* **What to produce**
Transcribe the records below exactly as they appear, omitting any pictures.

* **Data lines**
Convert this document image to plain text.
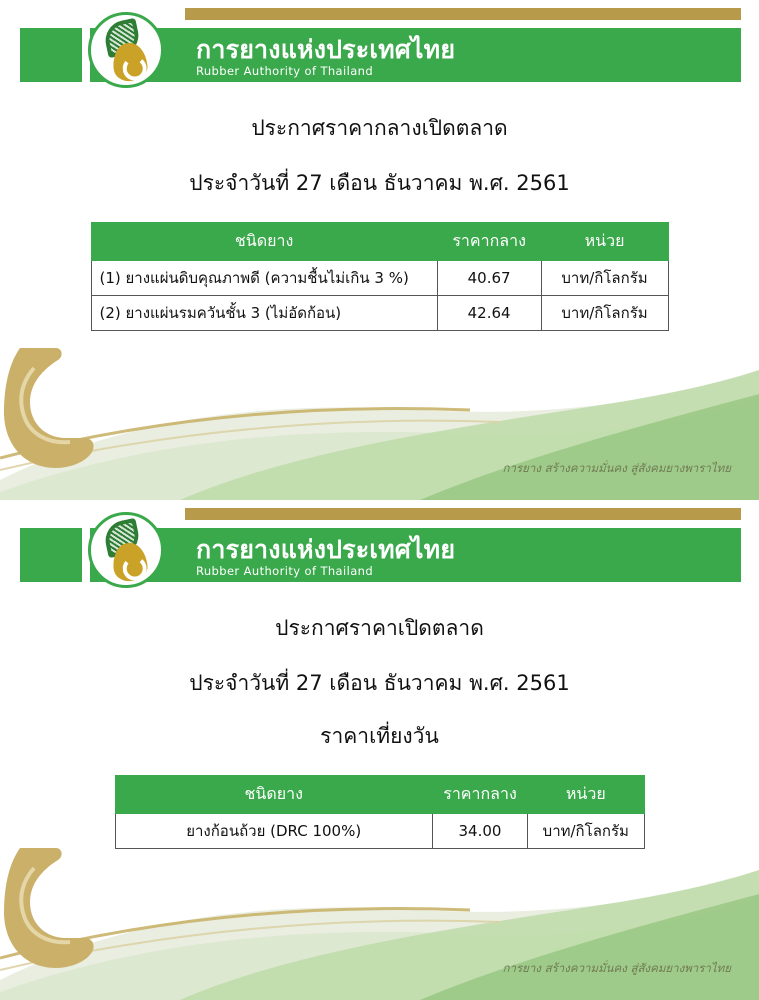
การยางแห่งประเทศไทย
Rubber Authority of Thailand
ประกาศราคากลางเปิดตลาด
ประจำวันที่ 27 เดือน ธันวาคม พ.ศ. 2561
ชนิดยาง	ราคากลาง	หน่วย
(1) ยางแผ่นดิบคุณภาพดี (ความชื้นไม่เกิน 3 %)	40.67	บาท/กิโลกรัม
(2) ยางแผ่นรมควันชั้น 3 (ไม่อัดก้อน)	42.64	บาท/กิโลกรัม
การยาง สร้างความมั่นคง สู่สังคมยางพาราไทย
การยางแห่งประเทศไทย
Rubber Authority of Thailand
ประกาศราคาเปิดตลาด
ประจำวันที่ 27 เดือน ธันวาคม พ.ศ. 2561
ราคาเที่ยงวัน
ชนิดยาง	ราคากลาง	หน่วย
ยางก้อนถ้วย (DRC 100%)	34.00	บาท/กิโลกรัม
การยาง สร้างความมั่นคง สู่สังคมยางพาราไทย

* **Correct answer**
Convert this document image to plain text.
การยางแห่งประเทศไทย
Rubber Authority of Thailand
ประกาศราคากลางเปิดตลาด
ประจำวันที่ 27 เดือน ธันวาคม พ.ศ. 2561
ชนิดยาง	ราคากลาง	หน่วย
(1) ยางแผ่นดิบคุณภาพดี (ความชื้นไม่เกิน 3 %)	40.67	บาท/กิโลกรัม
(2) ยางแผ่นรมควันชั้น 3 (ไม่อัดก้อน)	42.64	บาท/กิโลกรัม
การยาง สร้างความมั่นคง สู่สังคมยางพาราไทย
การยางแห่งประเทศไทย
Rubber Authority of Thailand
ประกาศราคาเปิดตลาด
ประจำวันที่ 27 เดือน ธันวาคม พ.ศ. 2561
ราคาเที่ยงวัน
ชนิดยาง	ราคากลาง	หน่วย
ยางก้อนถ้วย (DRC 100%)	34.00	บาท/กิโลกรัม
การยาง สร้างความมั่นคง สู่สังคมยางพาราไทย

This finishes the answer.